-- START Data in this exercise --

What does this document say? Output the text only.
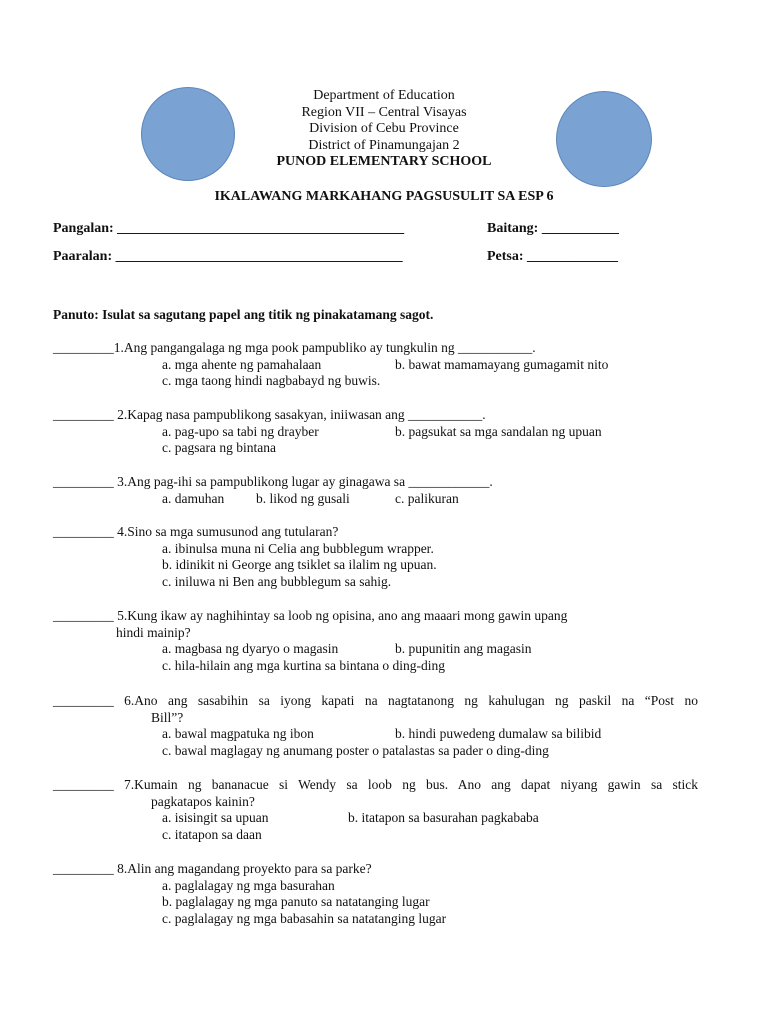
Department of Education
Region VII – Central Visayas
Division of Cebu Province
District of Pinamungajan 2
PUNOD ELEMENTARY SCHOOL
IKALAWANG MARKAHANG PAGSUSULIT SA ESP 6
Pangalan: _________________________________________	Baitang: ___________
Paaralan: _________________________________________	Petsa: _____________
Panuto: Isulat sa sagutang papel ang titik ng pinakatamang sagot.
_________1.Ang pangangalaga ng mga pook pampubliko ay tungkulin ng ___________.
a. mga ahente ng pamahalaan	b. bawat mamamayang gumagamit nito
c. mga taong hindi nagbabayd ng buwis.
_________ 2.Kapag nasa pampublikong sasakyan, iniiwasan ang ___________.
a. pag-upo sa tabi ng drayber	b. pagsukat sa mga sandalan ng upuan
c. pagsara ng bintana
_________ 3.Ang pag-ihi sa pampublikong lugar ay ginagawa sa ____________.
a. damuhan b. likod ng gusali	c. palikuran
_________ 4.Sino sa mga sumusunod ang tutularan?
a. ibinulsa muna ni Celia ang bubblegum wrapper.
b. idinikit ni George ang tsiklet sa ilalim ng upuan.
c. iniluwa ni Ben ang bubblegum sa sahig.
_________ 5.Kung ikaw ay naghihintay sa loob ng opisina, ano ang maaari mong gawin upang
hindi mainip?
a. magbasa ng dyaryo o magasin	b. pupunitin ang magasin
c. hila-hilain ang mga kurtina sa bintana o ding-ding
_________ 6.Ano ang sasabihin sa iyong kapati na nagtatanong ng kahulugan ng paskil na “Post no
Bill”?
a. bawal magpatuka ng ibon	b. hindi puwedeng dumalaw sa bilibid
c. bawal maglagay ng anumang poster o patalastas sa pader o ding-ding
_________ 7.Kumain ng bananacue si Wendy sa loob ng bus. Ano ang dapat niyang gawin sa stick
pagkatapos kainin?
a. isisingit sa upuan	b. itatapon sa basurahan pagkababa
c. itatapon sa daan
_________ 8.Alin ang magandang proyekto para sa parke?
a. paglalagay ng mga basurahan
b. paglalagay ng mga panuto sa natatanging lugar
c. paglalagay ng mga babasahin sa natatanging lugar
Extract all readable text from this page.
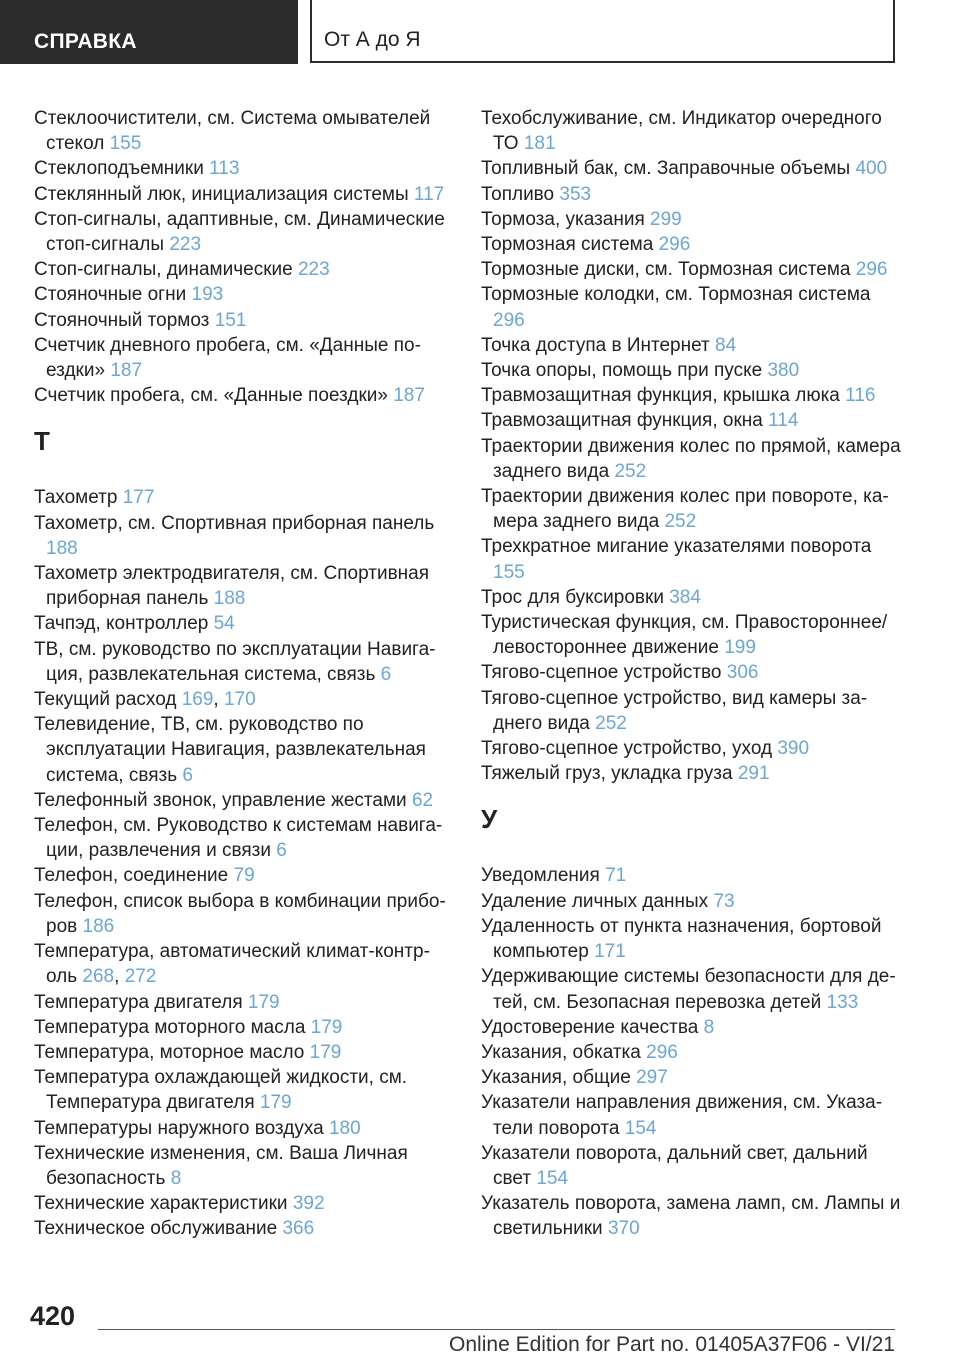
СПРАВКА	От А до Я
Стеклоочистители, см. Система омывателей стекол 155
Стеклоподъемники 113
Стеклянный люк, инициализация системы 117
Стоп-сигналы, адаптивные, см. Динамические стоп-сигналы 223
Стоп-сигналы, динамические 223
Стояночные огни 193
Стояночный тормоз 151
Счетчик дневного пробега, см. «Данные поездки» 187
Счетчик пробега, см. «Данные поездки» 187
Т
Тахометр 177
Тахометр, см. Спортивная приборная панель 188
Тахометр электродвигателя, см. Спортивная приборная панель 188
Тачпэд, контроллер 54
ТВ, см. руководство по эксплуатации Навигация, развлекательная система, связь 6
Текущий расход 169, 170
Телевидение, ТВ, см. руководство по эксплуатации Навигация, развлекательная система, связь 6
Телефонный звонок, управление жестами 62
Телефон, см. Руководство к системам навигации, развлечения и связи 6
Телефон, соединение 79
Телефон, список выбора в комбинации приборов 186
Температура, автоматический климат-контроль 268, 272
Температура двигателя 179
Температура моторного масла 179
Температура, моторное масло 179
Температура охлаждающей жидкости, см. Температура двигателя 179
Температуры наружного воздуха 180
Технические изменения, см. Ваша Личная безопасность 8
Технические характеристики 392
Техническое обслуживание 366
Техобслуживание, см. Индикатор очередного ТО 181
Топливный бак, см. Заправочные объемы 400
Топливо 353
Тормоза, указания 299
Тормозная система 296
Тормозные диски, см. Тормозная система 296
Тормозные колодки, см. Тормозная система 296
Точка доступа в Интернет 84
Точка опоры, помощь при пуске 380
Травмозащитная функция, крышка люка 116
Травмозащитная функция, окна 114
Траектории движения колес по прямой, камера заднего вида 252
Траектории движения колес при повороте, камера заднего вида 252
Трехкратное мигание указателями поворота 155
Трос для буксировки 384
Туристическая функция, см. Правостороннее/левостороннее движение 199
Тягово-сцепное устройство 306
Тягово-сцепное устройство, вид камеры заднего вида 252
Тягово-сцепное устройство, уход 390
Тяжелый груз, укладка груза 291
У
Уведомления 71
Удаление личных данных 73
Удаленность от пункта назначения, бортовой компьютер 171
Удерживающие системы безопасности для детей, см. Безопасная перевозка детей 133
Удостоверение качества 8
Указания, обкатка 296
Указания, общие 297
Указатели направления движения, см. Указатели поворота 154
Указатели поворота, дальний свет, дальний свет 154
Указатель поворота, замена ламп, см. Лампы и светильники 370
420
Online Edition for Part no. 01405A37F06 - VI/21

-- END Data in this exercise --

→ Challenge: Write out the records above once more, word for word, with no pictures.

→ Result:
What does this document say? Output the text only.
Department of Education
Region VII – Central Visayas
Division of Cebu Province
District of Pinamungajan 2
PUNOD ELEMENTARY SCHOOL
IKALAWANG MARKAHANG PAGSUSULIT SA ESP 6
Pangalan: _________________________________________	Baitang: ___________
Paaralan: _________________________________________	Petsa: _____________
Panuto: Isulat sa sagutang papel ang titik ng pinakatamang sagot.
_________1.Ang pangangalaga ng mga pook pampubliko ay tungkulin ng ___________.
a. mga ahente ng pamahalaan	b. bawat mamamayang gumagamit nito
c. mga taong hindi nagbabayd ng buwis.
_________ 2.Kapag nasa pampublikong sasakyan, iniiwasan ang ___________.
a. pag-upo sa tabi ng drayber	b. pagsukat sa mga sandalan ng upuan
c. pagsara ng bintana
_________ 3.Ang pag-ihi sa pampublikong lugar ay ginagawa sa ____________.
a. damuhan b. likod ng gusali	c. palikuran
_________ 4.Sino sa mga sumusunod ang tutularan?
a. ibinulsa muna ni Celia ang bubblegum wrapper.
b. idinikit ni George ang tsiklet sa ilalim ng upuan.
c. iniluwa ni Ben ang bubblegum sa sahig.
_________ 5.Kung ikaw ay naghihintay sa loob ng opisina, ano ang maaari mong gawin upang
hindi mainip?
a. magbasa ng dyaryo o magasin	b. pupunitin ang magasin
c. hila-hilain ang mga kurtina sa bintana o ding-ding
_________ 6.Ano ang sasabihin sa iyong kapati na nagtatanong ng kahulugan ng paskil na “Post no
Bill”?
a. bawal magpatuka ng ibon	b. hindi puwedeng dumalaw sa bilibid
c. bawal maglagay ng anumang poster o patalastas sa pader o ding-ding
_________ 7.Kumain ng bananacue si Wendy sa loob ng bus. Ano ang dapat niyang gawin sa stick
pagkatapos kainin?
a. isisingit sa upuan	b. itatapon sa basurahan pagkababa
c. itatapon sa daan
_________ 8.Alin ang magandang proyekto para sa parke?
a. paglalagay ng mga basurahan
b. paglalagay ng mga panuto sa natatanging lugar
c. paglalagay ng mga babasahin sa natatanging lugar
Extract all readable text from this page.
СПРАВКА	От А до Я
Стеклоочистители, см. Система омывателей стекол 155
Стеклоподъемники 113
Стеклянный люк, инициализация системы 117
Стоп-сигналы, адаптивные, см. Динамические стоп-сигналы 223
Стоп-сигналы, динамические 223
Стояночные огни 193
Стояночный тормоз 151
Счетчик дневного пробега, см. «Данные поездки» 187
Счетчик пробега, см. «Данные поездки» 187
Т
Тахометр 177
Тахометр, см. Спортивная приборная панель 188
Тахометр электродвигателя, см. Спортивная приборная панель 188
Тачпэд, контроллер 54
ТВ, см. руководство по эксплуатации Навигация, развлекательная система, связь 6
Текущий расход 169, 170
Телевидение, ТВ, см. руководство по эксплуатации Навигация, развлекательная система, связь 6
Телефонный звонок, управление жестами 62
Телефон, см. Руководство к системам навигации, развлечения и связи 6
Телефон, соединение 79
Телефон, список выбора в комбинации приборов 186
Температура, автоматический климат-контроль 268, 272
Температура двигателя 179
Температура моторного масла 179
Температура, моторное масло 179
Температура охлаждающей жидкости, см. Температура двигателя 179
Температуры наружного воздуха 180
Технические изменения, см. Ваша Личная безопасность 8
Технические характеристики 392
Техническое обслуживание 366
Техобслуживание, см. Индикатор очередного ТО 181
Топливный бак, см. Заправочные объемы 400
Топливо 353
Тормоза, указания 299
Тормозная система 296
Тормозные диски, см. Тормозная система 296
Тормозные колодки, см. Тормозная система 296
Точка доступа в Интернет 84
Точка опоры, помощь при пуске 380
Травмозащитная функция, крышка люка 116
Травмозащитная функция, окна 114
Траектории движения колес по прямой, камера заднего вида 252
Траектории движения колес при повороте, камера заднего вида 252
Трехкратное мигание указателями поворота 155
Трос для буксировки 384
Туристическая функция, см. Правостороннее/левостороннее движение 199
Тягово-сцепное устройство 306
Тягово-сцепное устройство, вид камеры заднего вида 252
Тягово-сцепное устройство, уход 390
Тяжелый груз, укладка груза 291
У
Уведомления 71
Удаление личных данных 73
Удаленность от пункта назначения, бортовой компьютер 171
Удерживающие системы безопасности для детей, см. Безопасная перевозка детей 133
Удостоверение качества 8
Указания, обкатка 296
Указания, общие 297
Указатели направления движения, см. Указатели поворота 154
Указатели поворота, дальний свет, дальний свет 154
Указатель поворота, замена ламп, см. Лампы и светильники 370
420
Online Edition for Part no. 01405A37F06 - VI/21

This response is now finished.